New Zealand ADSL Mailing List


RE: interleaving... [was Re: Modems suck!]

From: Steve <steve_at_focb.iconz.co.nz>
Date: Tue, 3 Jul 2001 00:05:37 +1200 (NZST)
Message-ID: <Pine.LNX.4.30.0107030001500.10231-100000@gateway.focb.iconz.co.nz>

On Thu, 28 Jun 2001, Warwick wrote:

> >This is also how CD's work, ever wondered why they can be scratched lots
> >and still play quite happily ?
> >(off topic but still interesting :) )
>
> I am not so sure. I thought on a cd the interleaving was so that after the
> buffer has emptied, the next sector under the read head is next one
> required. If you do not interleave and have the data in consecutive sectors,
> as the buffer empties the next sector has just passed so you have to wait
> for the disk to do one whole revolution for it to come around again.
> Therefore the purpose of interleaving a cd is not for noise protection but
> for speed.
> By the nature of cd's, if you scratch them you are not going to scratch
> along sectors anyway - but across them. So the errors caused by scratches
> would be by nature "single bit(ish)" rather than continuous burst, wouldn't
> they?

▶ [What this task involves]
Answer these about the mailing list post:
1. On what date was the message sent?
2. According to Warwick, what is the purpose of interleaving on a CD?
3. Does Warwick say scratches on a CD run along sectors or across them?
The material after the mailing list post isn't needed here.

▶ [Data rows]

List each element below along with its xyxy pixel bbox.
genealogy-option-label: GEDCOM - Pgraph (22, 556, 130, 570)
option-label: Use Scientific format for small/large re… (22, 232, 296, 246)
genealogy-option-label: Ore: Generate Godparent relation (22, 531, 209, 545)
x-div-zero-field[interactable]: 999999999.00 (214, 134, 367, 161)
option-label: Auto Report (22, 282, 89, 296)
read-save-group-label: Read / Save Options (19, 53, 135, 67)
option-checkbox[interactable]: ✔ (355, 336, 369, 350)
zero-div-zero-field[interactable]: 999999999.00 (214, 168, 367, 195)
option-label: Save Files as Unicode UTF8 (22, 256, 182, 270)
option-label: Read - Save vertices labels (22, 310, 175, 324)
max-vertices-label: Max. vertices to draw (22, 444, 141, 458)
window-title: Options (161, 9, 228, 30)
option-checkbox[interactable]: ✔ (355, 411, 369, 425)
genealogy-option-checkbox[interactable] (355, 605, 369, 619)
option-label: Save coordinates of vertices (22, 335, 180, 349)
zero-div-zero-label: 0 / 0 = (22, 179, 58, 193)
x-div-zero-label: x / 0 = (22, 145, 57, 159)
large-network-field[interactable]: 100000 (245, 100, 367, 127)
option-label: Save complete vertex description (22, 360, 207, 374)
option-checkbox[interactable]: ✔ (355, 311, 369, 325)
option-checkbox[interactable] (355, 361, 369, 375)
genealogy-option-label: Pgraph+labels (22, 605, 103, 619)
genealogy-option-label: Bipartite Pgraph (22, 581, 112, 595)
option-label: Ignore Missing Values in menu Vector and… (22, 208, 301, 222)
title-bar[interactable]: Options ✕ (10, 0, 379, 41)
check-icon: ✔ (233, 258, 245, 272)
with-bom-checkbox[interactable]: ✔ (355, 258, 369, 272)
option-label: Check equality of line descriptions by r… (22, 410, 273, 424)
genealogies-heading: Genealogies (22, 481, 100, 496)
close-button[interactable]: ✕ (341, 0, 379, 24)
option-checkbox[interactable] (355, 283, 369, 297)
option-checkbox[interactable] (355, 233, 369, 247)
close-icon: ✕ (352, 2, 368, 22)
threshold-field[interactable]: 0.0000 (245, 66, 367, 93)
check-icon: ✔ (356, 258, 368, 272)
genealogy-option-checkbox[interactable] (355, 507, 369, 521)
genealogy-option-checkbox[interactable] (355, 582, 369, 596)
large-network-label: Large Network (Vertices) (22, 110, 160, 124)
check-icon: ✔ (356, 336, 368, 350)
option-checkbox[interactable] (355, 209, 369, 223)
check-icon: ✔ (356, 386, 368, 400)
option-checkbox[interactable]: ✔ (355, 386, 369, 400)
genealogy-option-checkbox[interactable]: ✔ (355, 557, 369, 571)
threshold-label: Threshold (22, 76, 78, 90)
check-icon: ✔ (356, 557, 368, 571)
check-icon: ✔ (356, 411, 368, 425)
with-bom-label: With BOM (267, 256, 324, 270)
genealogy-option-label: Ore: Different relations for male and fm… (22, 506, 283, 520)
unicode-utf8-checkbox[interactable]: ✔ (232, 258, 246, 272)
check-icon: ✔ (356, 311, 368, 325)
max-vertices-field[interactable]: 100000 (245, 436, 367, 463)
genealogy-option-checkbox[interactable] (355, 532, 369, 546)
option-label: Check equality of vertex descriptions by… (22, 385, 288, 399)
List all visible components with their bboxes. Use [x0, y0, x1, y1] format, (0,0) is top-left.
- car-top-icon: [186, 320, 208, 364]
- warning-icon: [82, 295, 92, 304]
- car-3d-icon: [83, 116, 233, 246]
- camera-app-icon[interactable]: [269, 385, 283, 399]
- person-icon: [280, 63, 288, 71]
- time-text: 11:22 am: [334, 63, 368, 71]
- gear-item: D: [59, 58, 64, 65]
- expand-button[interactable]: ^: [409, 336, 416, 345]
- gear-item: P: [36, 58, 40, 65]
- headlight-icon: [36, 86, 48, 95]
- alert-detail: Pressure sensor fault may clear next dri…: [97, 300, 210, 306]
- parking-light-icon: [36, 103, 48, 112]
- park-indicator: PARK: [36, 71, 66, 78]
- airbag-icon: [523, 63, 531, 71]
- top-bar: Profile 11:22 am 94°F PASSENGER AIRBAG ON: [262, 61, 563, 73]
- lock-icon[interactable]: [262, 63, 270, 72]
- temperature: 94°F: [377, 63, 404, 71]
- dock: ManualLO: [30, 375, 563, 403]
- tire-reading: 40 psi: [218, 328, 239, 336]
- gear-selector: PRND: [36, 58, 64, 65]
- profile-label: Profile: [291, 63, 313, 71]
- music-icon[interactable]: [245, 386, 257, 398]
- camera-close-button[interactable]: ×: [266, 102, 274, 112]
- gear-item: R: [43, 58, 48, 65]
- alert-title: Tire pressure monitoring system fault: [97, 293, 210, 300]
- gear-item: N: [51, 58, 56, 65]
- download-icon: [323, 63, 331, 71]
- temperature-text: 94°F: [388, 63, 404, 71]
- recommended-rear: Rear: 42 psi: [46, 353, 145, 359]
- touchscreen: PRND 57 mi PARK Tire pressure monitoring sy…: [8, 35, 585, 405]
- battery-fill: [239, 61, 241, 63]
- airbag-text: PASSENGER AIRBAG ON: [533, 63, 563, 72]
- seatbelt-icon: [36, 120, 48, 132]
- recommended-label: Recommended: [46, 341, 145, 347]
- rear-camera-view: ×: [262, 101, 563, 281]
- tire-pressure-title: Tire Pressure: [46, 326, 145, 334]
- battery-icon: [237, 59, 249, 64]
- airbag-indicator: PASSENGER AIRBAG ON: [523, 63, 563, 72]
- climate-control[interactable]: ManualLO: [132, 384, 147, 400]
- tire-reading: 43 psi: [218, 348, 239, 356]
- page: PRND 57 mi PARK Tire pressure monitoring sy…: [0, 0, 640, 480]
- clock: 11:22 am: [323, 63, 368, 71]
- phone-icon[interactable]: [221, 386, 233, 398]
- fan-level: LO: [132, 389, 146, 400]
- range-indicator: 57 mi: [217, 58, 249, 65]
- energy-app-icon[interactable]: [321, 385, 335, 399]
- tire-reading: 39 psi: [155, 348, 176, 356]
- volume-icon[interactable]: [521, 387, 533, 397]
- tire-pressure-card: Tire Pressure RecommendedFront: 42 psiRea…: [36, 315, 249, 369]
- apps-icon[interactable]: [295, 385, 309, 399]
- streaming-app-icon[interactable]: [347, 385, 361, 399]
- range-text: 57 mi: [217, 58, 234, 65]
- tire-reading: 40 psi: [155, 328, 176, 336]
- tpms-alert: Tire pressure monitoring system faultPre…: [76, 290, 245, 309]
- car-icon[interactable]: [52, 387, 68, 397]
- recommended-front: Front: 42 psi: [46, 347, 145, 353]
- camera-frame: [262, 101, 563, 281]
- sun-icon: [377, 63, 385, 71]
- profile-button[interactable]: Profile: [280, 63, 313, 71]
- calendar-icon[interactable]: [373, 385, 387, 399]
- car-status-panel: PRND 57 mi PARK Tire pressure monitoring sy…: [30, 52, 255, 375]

▶ [Expected answer]
1. Tuesday, 3 July 2001.
2. Speed, not noise protection.
3. Across them.